— RECORDS TO USE —
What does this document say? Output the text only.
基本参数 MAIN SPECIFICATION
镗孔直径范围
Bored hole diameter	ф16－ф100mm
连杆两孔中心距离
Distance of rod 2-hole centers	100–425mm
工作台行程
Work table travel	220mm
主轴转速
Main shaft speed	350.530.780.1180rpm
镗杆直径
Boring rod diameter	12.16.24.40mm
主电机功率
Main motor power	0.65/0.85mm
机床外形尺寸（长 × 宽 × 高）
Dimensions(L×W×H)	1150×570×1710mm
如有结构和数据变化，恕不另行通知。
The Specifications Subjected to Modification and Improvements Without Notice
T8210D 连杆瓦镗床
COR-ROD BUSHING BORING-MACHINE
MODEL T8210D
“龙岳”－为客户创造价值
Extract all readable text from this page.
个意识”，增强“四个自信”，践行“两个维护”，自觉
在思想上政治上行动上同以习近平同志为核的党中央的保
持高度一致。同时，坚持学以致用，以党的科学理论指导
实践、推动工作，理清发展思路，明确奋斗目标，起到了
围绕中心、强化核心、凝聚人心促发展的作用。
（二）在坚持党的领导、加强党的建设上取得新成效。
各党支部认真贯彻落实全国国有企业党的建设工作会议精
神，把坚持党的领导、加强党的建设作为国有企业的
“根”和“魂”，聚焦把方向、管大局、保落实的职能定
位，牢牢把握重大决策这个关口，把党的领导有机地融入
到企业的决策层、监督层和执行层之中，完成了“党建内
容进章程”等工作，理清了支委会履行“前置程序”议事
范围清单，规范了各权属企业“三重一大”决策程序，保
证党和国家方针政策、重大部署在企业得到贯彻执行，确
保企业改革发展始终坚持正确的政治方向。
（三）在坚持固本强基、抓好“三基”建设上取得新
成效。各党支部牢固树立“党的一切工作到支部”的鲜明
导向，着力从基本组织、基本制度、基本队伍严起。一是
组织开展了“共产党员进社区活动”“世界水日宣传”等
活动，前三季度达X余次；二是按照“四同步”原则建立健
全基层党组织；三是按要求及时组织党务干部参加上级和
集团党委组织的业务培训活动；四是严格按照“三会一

— WHAT IS ASKED —
Retype every record above exactly as it appears.

— WRITTEN REPLY —
What does this document say? Output the text only.
基本参数 MAIN SPECIFICATION
镗孔直径范围
Bored hole diameter	ф16－ф100mm
连杆两孔中心距离
Distance of rod 2-hole centers	100–425mm
工作台行程
Work table travel	220mm
主轴转速
Main shaft speed	350.530.780.1180rpm
镗杆直径
Boring rod diameter	12.16.24.40mm
主电机功率
Main motor power	0.65/0.85mm
机床外形尺寸（长 × 宽 × 高）
Dimensions(L×W×H)	1150×570×1710mm
如有结构和数据变化，恕不另行通知。
The Specifications Subjected to Modification and Improvements Without Notice
T8210D 连杆瓦镗床
COR-ROD BUSHING BORING-MACHINE
MODEL T8210D
“龙岳”－为客户创造价值
Extract all readable text from this page.
个意识”，增强“四个自信”，践行“两个维护”，自觉
在思想上政治上行动上同以习近平同志为核的党中央的保
持高度一致。同时，坚持学以致用，以党的科学理论指导
实践、推动工作，理清发展思路，明确奋斗目标，起到了
围绕中心、强化核心、凝聚人心促发展的作用。
（二）在坚持党的领导、加强党的建设上取得新成效。
各党支部认真贯彻落实全国国有企业党的建设工作会议精
神，把坚持党的领导、加强党的建设作为国有企业的
“根”和“魂”，聚焦把方向、管大局、保落实的职能定
位，牢牢把握重大决策这个关口，把党的领导有机地融入
到企业的决策层、监督层和执行层之中，完成了“党建内
容进章程”等工作，理清了支委会履行“前置程序”议事
范围清单，规范了各权属企业“三重一大”决策程序，保
证党和国家方针政策、重大部署在企业得到贯彻执行，确
保企业改革发展始终坚持正确的政治方向。
（三）在坚持固本强基、抓好“三基”建设上取得新
成效。各党支部牢固树立“党的一切工作到支部”的鲜明
导向，着力从基本组织、基本制度、基本队伍严起。一是
组织开展了“共产党员进社区活动”“世界水日宣传”等
活动，前三季度达X余次；二是按照“四同步”原则建立健
全基层党组织；三是按要求及时组织党务干部参加上级和
集团党委组织的业务培训活动；四是严格按照“三会一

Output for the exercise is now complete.